• [Short task]
Repeat word for word the lines from the one holding "Transcribe the text in this document." through the end, both ends included, and leave out every picture.

• [Material provided]
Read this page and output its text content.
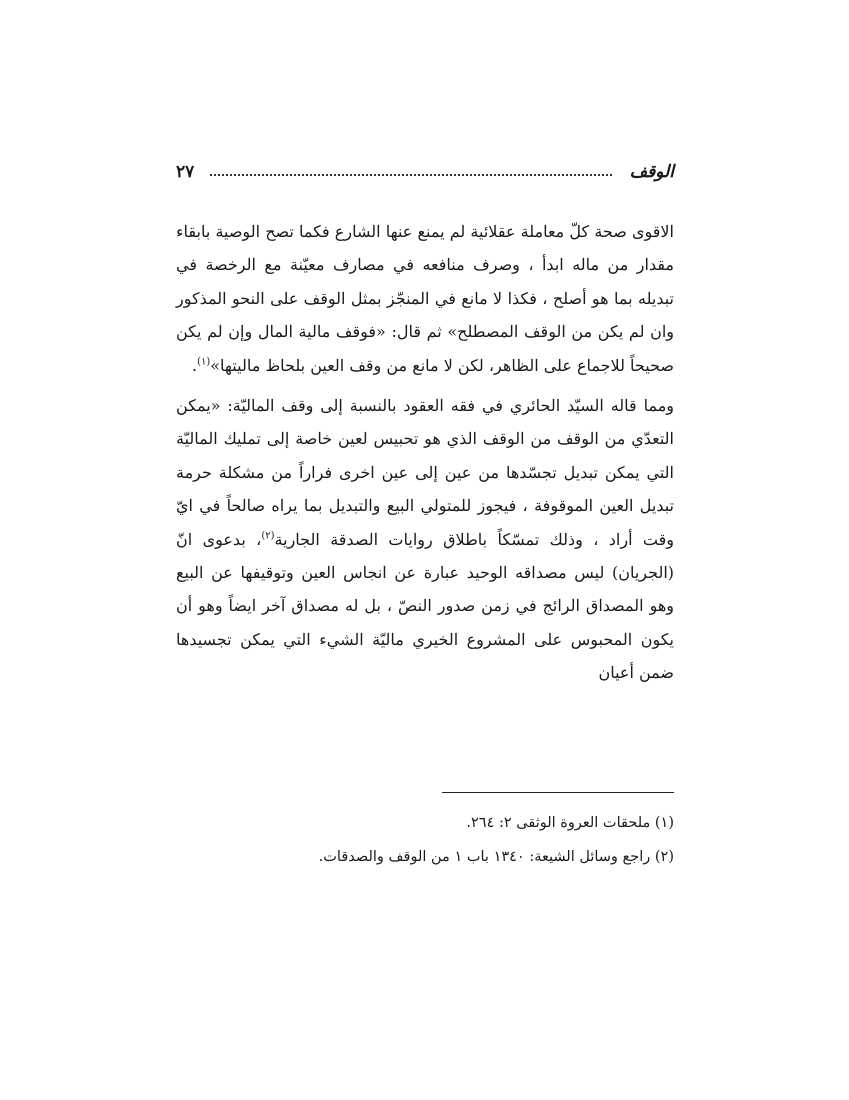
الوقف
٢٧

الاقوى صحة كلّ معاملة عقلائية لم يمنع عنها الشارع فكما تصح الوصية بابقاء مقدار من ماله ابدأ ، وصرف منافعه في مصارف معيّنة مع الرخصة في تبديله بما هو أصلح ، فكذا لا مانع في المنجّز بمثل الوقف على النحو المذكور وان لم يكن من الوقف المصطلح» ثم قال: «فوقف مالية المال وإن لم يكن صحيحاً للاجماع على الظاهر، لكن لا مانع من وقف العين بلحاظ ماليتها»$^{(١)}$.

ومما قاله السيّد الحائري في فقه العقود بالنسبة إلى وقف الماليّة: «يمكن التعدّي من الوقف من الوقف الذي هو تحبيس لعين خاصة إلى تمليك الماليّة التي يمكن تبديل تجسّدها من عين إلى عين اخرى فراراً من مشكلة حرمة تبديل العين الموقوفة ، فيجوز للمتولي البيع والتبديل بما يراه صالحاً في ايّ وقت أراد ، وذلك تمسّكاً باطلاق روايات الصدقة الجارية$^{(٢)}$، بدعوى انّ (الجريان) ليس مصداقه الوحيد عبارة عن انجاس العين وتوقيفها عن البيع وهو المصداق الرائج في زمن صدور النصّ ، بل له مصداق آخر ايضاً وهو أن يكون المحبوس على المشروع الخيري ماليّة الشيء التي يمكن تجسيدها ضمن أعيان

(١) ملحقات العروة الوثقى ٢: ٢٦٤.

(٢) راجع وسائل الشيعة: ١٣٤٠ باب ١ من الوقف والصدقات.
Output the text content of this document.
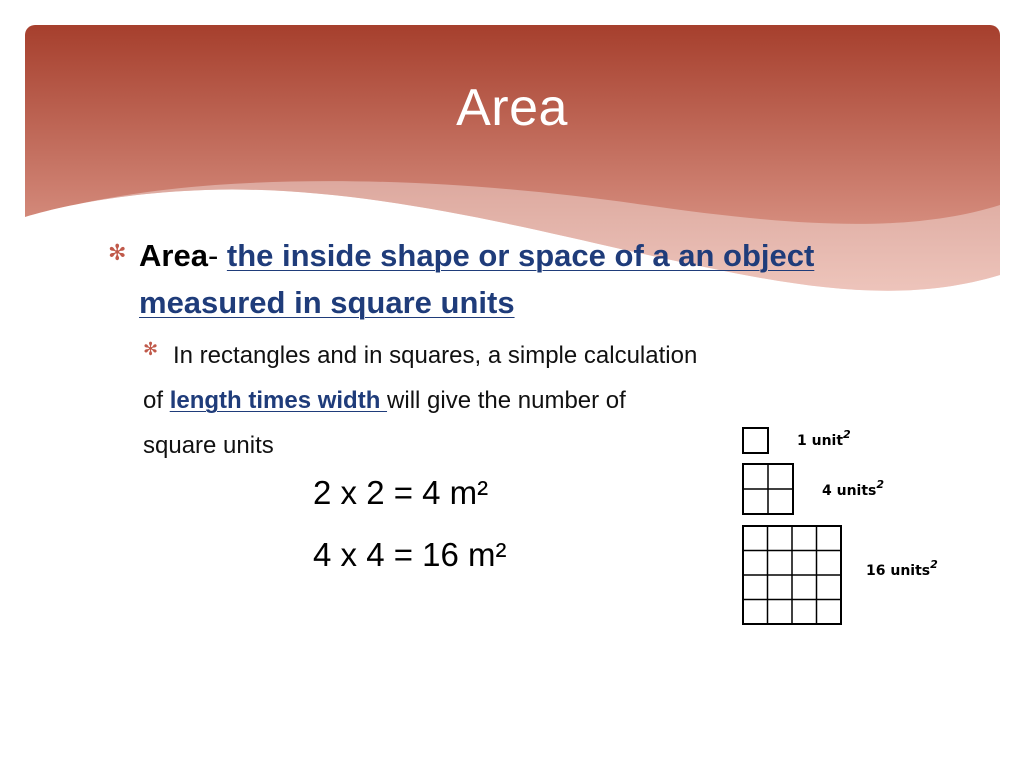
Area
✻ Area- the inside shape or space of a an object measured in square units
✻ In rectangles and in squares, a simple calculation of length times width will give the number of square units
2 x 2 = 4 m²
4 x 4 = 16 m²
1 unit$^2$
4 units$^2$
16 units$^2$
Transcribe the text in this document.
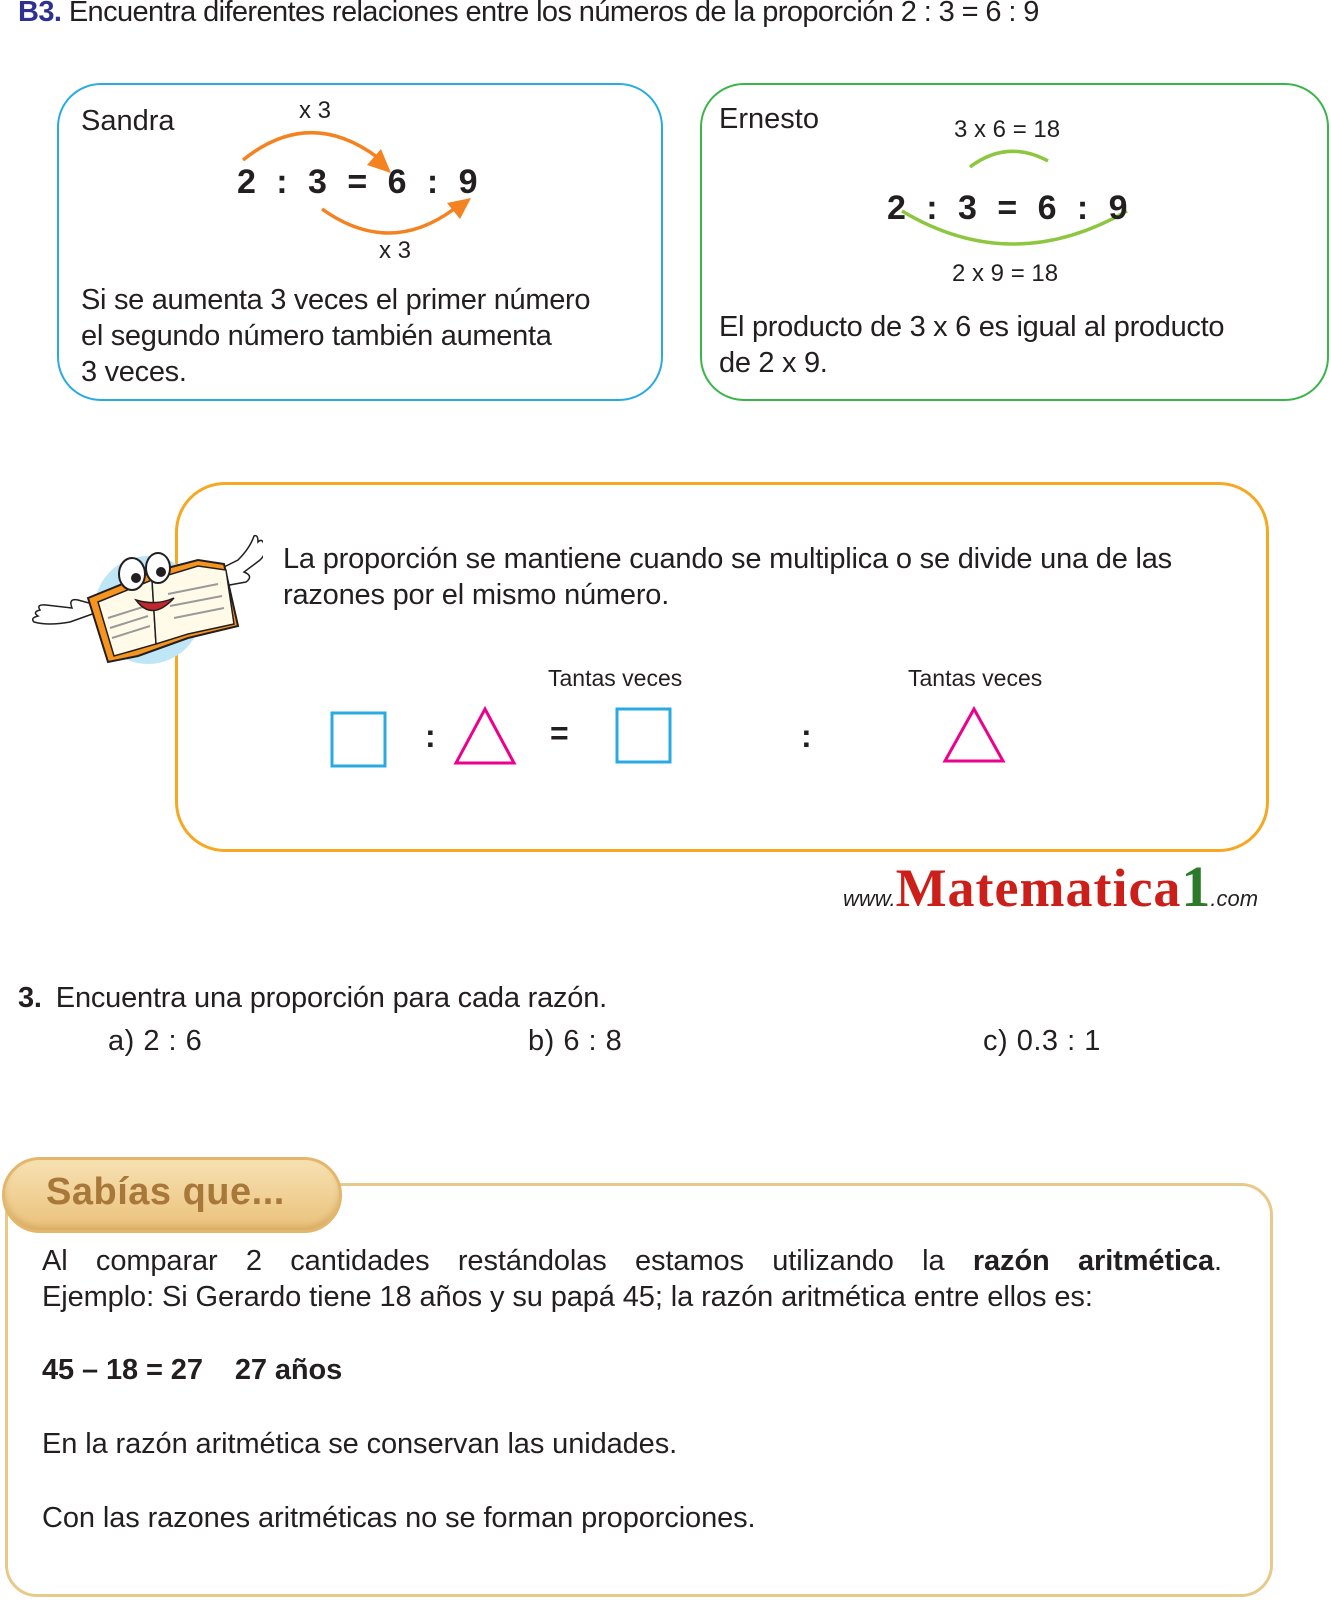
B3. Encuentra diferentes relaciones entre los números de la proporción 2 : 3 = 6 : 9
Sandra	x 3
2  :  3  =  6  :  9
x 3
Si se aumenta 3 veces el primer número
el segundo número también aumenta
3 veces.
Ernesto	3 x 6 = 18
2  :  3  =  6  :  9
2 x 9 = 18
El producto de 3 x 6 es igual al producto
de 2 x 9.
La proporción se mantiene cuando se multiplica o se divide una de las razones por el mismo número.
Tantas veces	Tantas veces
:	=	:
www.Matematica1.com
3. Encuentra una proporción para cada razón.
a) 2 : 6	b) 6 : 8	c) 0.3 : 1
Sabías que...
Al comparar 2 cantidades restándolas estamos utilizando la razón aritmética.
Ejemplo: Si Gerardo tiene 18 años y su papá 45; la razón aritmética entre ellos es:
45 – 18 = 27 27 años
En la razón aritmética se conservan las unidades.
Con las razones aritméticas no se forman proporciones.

• [Response for this exercise]
Transcribe the text in this document.
B3. Encuentra diferentes relaciones entre los números de la proporción 2 : 3 = 6 : 9
Sandra	x 3
2  :  3  =  6  :  9
x 3
Si se aumenta 3 veces el primer número
el segundo número también aumenta
3 veces.
Ernesto	3 x 6 = 18
2  :  3  =  6  :  9
2 x 9 = 18
El producto de 3 x 6 es igual al producto
de 2 x 9.
La proporción se mantiene cuando se multiplica o se divide una de las razones por el mismo número.
Tantas veces	Tantas veces
:	=	:
www.Matematica1.com
3. Encuentra una proporción para cada razón.
a) 2 : 6	b) 6 : 8	c) 0.3 : 1
Sabías que...
Al comparar 2 cantidades restándolas estamos utilizando la razón aritmética.
Ejemplo: Si Gerardo tiene 18 años y su papá 45; la razón aritmética entre ellos es:
45 – 18 = 27 27 años
En la razón aritmética se conservan las unidades.
Con las razones aritméticas no se forman proporciones.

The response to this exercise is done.